Which lines hold the word "تاریخ"? Copy each one.

A run of records:
'''
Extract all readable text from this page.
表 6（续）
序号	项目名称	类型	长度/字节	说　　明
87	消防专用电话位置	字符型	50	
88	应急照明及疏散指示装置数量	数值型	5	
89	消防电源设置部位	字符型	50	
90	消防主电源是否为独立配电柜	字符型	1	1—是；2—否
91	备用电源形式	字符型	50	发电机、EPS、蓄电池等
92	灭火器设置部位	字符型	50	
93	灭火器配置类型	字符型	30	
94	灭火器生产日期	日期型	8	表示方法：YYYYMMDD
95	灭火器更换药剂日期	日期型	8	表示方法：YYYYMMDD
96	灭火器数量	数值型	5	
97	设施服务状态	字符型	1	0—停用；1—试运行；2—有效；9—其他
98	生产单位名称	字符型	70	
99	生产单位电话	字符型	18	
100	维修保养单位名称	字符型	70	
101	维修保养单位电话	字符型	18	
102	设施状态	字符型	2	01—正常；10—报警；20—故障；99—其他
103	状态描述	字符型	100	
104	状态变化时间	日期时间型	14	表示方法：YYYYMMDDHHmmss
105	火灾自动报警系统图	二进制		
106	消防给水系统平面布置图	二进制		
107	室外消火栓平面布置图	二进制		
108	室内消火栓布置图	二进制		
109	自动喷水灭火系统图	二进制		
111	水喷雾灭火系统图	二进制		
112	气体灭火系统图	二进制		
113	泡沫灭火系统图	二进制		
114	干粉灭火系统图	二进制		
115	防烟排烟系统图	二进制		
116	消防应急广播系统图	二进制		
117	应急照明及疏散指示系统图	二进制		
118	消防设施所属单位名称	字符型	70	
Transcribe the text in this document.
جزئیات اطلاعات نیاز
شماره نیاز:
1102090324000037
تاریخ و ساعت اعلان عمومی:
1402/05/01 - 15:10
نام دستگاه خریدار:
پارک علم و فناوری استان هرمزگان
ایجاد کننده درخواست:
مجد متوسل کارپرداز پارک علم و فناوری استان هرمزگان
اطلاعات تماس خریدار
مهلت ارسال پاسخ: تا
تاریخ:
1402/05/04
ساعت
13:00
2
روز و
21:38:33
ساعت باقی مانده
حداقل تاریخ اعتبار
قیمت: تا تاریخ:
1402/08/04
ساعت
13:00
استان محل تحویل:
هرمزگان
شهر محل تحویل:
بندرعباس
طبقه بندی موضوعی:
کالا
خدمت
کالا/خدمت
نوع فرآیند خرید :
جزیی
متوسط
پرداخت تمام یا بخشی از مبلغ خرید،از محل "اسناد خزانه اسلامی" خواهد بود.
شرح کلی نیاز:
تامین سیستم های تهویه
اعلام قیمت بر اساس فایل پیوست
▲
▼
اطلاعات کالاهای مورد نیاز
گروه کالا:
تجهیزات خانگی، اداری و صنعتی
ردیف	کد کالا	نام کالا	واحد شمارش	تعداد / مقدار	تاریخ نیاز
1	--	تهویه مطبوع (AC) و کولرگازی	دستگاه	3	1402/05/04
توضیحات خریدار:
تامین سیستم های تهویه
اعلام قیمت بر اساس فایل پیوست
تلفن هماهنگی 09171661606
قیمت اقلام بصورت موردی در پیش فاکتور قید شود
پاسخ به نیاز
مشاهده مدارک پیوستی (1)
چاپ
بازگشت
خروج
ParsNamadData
'''
**Result below**
تاریخ و ساعت اعلان عمومی:
تاریخ:
حداقل تاریخ اعتبار
قیمت: تا تاریخ:
ردیف	کد کالا	نام کالا	واحد شمارش	تعداد / مقدار	تاریخ نیاز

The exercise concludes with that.